Dataset listings of figures
- - - - - - -
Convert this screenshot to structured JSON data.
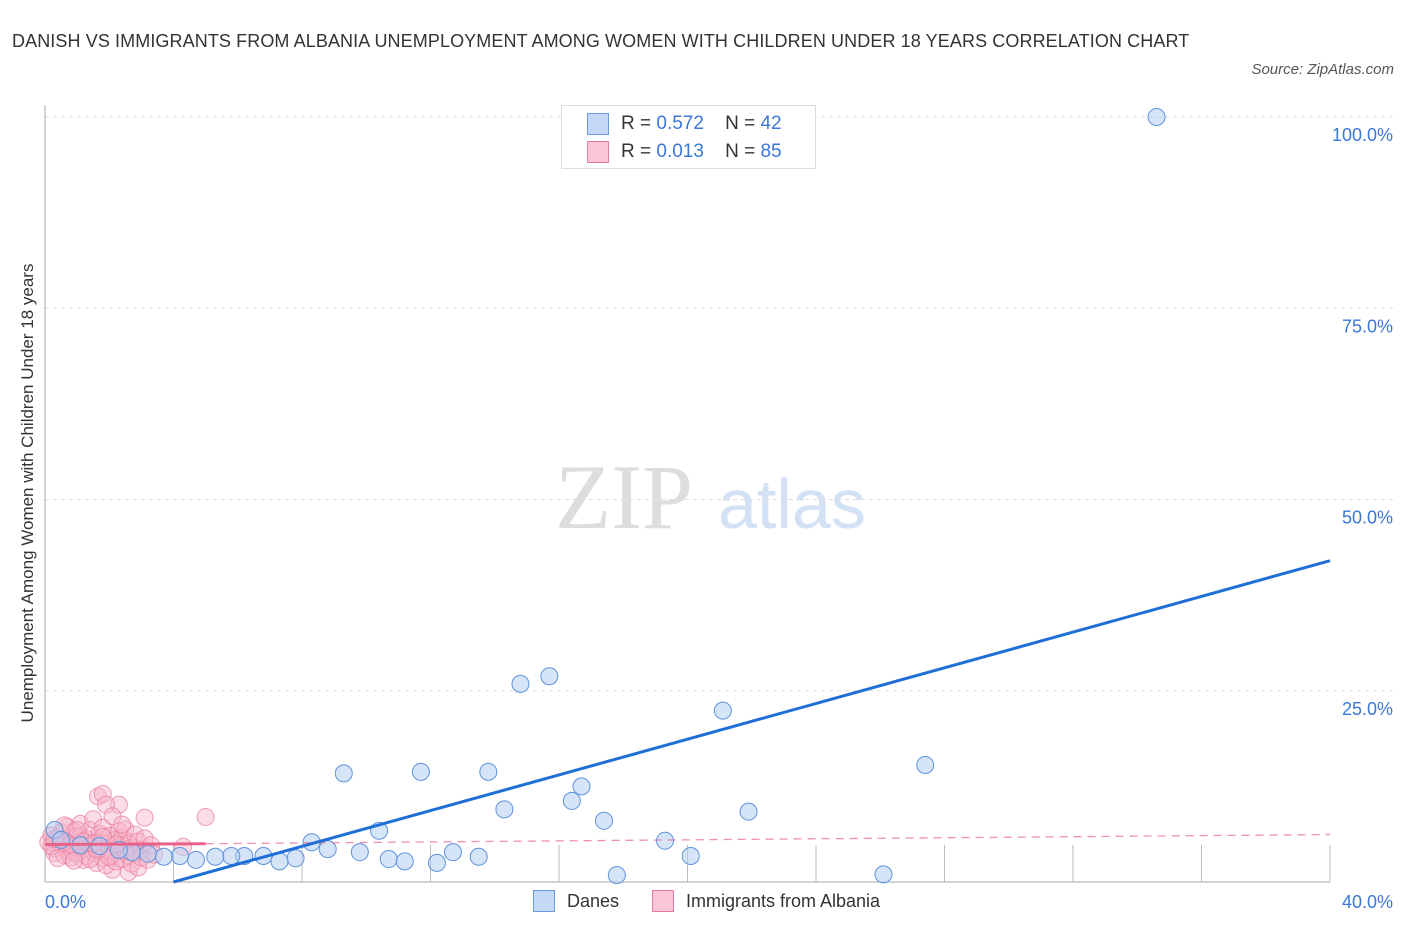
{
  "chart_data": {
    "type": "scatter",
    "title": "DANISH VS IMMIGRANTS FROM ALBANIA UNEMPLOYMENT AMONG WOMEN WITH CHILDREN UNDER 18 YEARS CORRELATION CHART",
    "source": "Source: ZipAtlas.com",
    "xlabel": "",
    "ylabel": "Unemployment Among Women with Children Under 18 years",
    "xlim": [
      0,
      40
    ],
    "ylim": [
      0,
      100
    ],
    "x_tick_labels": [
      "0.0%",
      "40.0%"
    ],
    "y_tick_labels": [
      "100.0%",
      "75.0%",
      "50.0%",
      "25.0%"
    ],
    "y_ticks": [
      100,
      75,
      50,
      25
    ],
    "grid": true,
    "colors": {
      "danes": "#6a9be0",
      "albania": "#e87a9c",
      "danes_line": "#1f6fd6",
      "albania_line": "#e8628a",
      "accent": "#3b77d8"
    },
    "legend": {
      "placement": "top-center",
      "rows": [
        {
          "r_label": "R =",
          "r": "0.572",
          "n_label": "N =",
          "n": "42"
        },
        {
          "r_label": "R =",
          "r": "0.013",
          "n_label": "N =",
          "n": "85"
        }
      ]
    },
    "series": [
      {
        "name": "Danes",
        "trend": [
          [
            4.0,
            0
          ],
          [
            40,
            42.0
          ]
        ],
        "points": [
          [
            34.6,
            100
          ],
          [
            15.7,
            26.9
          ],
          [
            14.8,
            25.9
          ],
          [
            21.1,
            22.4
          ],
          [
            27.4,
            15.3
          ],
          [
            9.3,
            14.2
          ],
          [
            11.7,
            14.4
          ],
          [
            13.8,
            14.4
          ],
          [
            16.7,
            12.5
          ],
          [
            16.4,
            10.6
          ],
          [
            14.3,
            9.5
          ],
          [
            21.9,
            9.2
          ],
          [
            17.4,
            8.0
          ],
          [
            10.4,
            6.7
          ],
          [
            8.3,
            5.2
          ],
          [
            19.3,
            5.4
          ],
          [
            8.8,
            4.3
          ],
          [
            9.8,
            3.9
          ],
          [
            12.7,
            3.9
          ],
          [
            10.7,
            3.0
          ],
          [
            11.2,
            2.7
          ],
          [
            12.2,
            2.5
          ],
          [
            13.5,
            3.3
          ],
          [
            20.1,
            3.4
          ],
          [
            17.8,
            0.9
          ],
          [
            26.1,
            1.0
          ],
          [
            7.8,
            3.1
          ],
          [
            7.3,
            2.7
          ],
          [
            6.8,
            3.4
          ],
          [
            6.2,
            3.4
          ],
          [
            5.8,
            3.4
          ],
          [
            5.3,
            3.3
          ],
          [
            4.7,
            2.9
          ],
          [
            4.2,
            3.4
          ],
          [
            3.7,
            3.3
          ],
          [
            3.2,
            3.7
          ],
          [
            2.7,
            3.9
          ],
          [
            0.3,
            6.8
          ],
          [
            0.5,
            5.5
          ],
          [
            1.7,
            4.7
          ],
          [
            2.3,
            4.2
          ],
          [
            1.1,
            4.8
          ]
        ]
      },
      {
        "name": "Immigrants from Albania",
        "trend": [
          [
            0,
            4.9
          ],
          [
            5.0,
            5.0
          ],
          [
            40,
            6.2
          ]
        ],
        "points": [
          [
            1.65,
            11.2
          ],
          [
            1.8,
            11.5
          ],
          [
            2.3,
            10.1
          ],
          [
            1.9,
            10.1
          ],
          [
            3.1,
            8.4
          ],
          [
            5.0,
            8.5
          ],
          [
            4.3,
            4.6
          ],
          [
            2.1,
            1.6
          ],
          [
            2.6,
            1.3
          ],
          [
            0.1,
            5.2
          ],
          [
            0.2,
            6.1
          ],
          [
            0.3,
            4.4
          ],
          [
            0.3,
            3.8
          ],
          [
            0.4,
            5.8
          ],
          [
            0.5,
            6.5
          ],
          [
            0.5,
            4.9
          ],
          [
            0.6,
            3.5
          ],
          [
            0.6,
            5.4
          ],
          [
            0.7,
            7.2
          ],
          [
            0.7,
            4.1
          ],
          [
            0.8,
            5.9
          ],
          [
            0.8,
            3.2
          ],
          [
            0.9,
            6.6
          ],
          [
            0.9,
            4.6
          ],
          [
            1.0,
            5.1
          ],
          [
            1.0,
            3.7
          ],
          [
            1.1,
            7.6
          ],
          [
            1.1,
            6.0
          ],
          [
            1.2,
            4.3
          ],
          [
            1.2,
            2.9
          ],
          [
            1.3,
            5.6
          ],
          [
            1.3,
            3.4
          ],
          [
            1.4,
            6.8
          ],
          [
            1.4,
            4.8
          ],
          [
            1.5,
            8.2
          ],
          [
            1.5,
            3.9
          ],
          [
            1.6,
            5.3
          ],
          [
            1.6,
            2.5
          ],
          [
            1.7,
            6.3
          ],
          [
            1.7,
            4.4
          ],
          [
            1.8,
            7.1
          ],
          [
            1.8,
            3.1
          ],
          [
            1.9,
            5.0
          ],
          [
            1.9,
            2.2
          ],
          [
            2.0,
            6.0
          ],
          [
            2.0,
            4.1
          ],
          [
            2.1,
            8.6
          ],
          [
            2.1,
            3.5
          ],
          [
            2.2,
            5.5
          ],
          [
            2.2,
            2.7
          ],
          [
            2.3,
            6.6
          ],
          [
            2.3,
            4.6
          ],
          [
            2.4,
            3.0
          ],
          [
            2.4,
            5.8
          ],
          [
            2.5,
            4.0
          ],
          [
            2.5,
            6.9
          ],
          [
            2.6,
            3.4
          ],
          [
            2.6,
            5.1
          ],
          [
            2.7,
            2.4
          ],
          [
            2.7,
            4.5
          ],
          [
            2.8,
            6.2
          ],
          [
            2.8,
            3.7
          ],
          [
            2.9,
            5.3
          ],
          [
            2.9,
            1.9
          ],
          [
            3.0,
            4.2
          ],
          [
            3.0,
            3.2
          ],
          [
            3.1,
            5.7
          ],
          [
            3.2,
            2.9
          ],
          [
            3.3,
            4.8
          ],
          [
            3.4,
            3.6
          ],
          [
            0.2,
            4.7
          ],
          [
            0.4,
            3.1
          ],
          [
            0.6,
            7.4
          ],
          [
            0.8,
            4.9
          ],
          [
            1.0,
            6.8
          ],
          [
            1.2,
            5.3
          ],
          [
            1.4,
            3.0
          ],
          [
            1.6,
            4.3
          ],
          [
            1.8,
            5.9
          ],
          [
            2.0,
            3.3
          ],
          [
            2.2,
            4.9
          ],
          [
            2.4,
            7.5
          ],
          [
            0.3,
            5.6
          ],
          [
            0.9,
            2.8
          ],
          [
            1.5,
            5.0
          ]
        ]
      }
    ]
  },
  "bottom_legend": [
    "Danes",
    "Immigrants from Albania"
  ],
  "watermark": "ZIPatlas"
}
- - - - - - -
Set problem: The records above must be transcribed exactly. Pictures are left out of the copy.

Task response:
Convert this screenshot to structured JSON data.
{
  "chart_data": {
    "type": "scatter",
    "title": "DANISH VS IMMIGRANTS FROM ALBANIA UNEMPLOYMENT AMONG WOMEN WITH CHILDREN UNDER 18 YEARS CORRELATION CHART",
    "source": "Source: ZipAtlas.com",
    "xlabel": "",
    "ylabel": "Unemployment Among Women with Children Under 18 years",
    "xlim": [
      0,
      40
    ],
    "ylim": [
      0,
      100
    ],
    "x_tick_labels": [
      "0.0%",
      "40.0%"
    ],
    "y_tick_labels": [
      "100.0%",
      "75.0%",
      "50.0%",
      "25.0%"
    ],
    "y_ticks": [
      100,
      75,
      50,
      25
    ],
    "grid": true,
    "colors": {
      "danes": "#6a9be0",
      "albania": "#e87a9c",
      "danes_line": "#1f6fd6",
      "albania_line": "#e8628a",
      "accent": "#3b77d8"
    },
    "legend": {
      "placement": "top-center",
      "rows": [
        {
          "r_label": "R =",
          "r": "0.572",
          "n_label": "N =",
          "n": "42"
        },
        {
          "r_label": "R =",
          "r": "0.013",
          "n_label": "N =",
          "n": "85"
        }
      ]
    },
    "series": [
      {
        "name": "Danes",
        "trend": [
          [
            4.0,
            0
          ],
          [
            40,
            42.0
          ]
        ],
        "points": [
          [
            34.6,
            100
          ],
          [
            15.7,
            26.9
          ],
          [
            14.8,
            25.9
          ],
          [
            21.1,
            22.4
          ],
          [
            27.4,
            15.3
          ],
          [
            9.3,
            14.2
          ],
          [
            11.7,
            14.4
          ],
          [
            13.8,
            14.4
          ],
          [
            16.7,
            12.5
          ],
          [
            16.4,
            10.6
          ],
          [
            14.3,
            9.5
          ],
          [
            21.9,
            9.2
          ],
          [
            17.4,
            8.0
          ],
          [
            10.4,
            6.7
          ],
          [
            8.3,
            5.2
          ],
          [
            19.3,
            5.4
          ],
          [
            8.8,
            4.3
          ],
          [
            9.8,
            3.9
          ],
          [
            12.7,
            3.9
          ],
          [
            10.7,
            3.0
          ],
          [
            11.2,
            2.7
          ],
          [
            12.2,
            2.5
          ],
          [
            13.5,
            3.3
          ],
          [
            20.1,
            3.4
          ],
          [
            17.8,
            0.9
          ],
          [
            26.1,
            1.0
          ],
          [
            7.8,
            3.1
          ],
          [
            7.3,
            2.7
          ],
          [
            6.8,
            3.4
          ],
          [
            6.2,
            3.4
          ],
          [
            5.8,
            3.4
          ],
          [
            5.3,
            3.3
          ],
          [
            4.7,
            2.9
          ],
          [
            4.2,
            3.4
          ],
          [
            3.7,
            3.3
          ],
          [
            3.2,
            3.7
          ],
          [
            2.7,
            3.9
          ],
          [
            0.3,
            6.8
          ],
          [
            0.5,
            5.5
          ],
          [
            1.7,
            4.7
          ],
          [
            2.3,
            4.2
          ],
          [
            1.1,
            4.8
          ]
        ]
      },
      {
        "name": "Immigrants from Albania",
        "trend": [
          [
            0,
            4.9
          ],
          [
            5.0,
            5.0
          ],
          [
            40,
            6.2
          ]
        ],
        "points": [
          [
            1.65,
            11.2
          ],
          [
            1.8,
            11.5
          ],
          [
            2.3,
            10.1
          ],
          [
            1.9,
            10.1
          ],
          [
            3.1,
            8.4
          ],
          [
            5.0,
            8.5
          ],
          [
            4.3,
            4.6
          ],
          [
            2.1,
            1.6
          ],
          [
            2.6,
            1.3
          ],
          [
            0.1,
            5.2
          ],
          [
            0.2,
            6.1
          ],
          [
            0.3,
            4.4
          ],
          [
            0.3,
            3.8
          ],
          [
            0.4,
            5.8
          ],
          [
            0.5,
            6.5
          ],
          [
            0.5,
            4.9
          ],
          [
            0.6,
            3.5
          ],
          [
            0.6,
            5.4
          ],
          [
            0.7,
            7.2
          ],
          [
            0.7,
            4.1
          ],
          [
            0.8,
            5.9
          ],
          [
            0.8,
            3.2
          ],
          [
            0.9,
            6.6
          ],
          [
            0.9,
            4.6
          ],
          [
            1.0,
            5.1
          ],
          [
            1.0,
            3.7
          ],
          [
            1.1,
            7.6
          ],
          [
            1.1,
            6.0
          ],
          [
            1.2,
            4.3
          ],
          [
            1.2,
            2.9
          ],
          [
            1.3,
            5.6
          ],
          [
            1.3,
            3.4
          ],
          [
            1.4,
            6.8
          ],
          [
            1.4,
            4.8
          ],
          [
            1.5,
            8.2
          ],
          [
            1.5,
            3.9
          ],
          [
            1.6,
            5.3
          ],
          [
            1.6,
            2.5
          ],
          [
            1.7,
            6.3
          ],
          [
            1.7,
            4.4
          ],
          [
            1.8,
            7.1
          ],
          [
            1.8,
            3.1
          ],
          [
            1.9,
            5.0
          ],
          [
            1.9,
            2.2
          ],
          [
            2.0,
            6.0
          ],
          [
            2.0,
            4.1
          ],
          [
            2.1,
            8.6
          ],
          [
            2.1,
            3.5
          ],
          [
            2.2,
            5.5
          ],
          [
            2.2,
            2.7
          ],
          [
            2.3,
            6.6
          ],
          [
            2.3,
            4.6
          ],
          [
            2.4,
            3.0
          ],
          [
            2.4,
            5.8
          ],
          [
            2.5,
            4.0
          ],
          [
            2.5,
            6.9
          ],
          [
            2.6,
            3.4
          ],
          [
            2.6,
            5.1
          ],
          [
            2.7,
            2.4
          ],
          [
            2.7,
            4.5
          ],
          [
            2.8,
            6.2
          ],
          [
            2.8,
            3.7
          ],
          [
            2.9,
            5.3
          ],
          [
            2.9,
            1.9
          ],
          [
            3.0,
            4.2
          ],
          [
            3.0,
            3.2
          ],
          [
            3.1,
            5.7
          ],
          [
            3.2,
            2.9
          ],
          [
            3.3,
            4.8
          ],
          [
            3.4,
            3.6
          ],
          [
            0.2,
            4.7
          ],
          [
            0.4,
            3.1
          ],
          [
            0.6,
            7.4
          ],
          [
            0.8,
            4.9
          ],
          [
            1.0,
            6.8
          ],
          [
            1.2,
            5.3
          ],
          [
            1.4,
            3.0
          ],
          [
            1.6,
            4.3
          ],
          [
            1.8,
            5.9
          ],
          [
            2.0,
            3.3
          ],
          [
            2.2,
            4.9
          ],
          [
            2.4,
            7.5
          ],
          [
            0.3,
            5.6
          ],
          [
            0.9,
            2.8
          ],
          [
            1.5,
            5.0
          ]
        ]
      }
    ]
  },
  "bottom_legend": [
    "Danes",
    "Immigrants from Albania"
  ],
  "watermark": "ZIPatlas"
}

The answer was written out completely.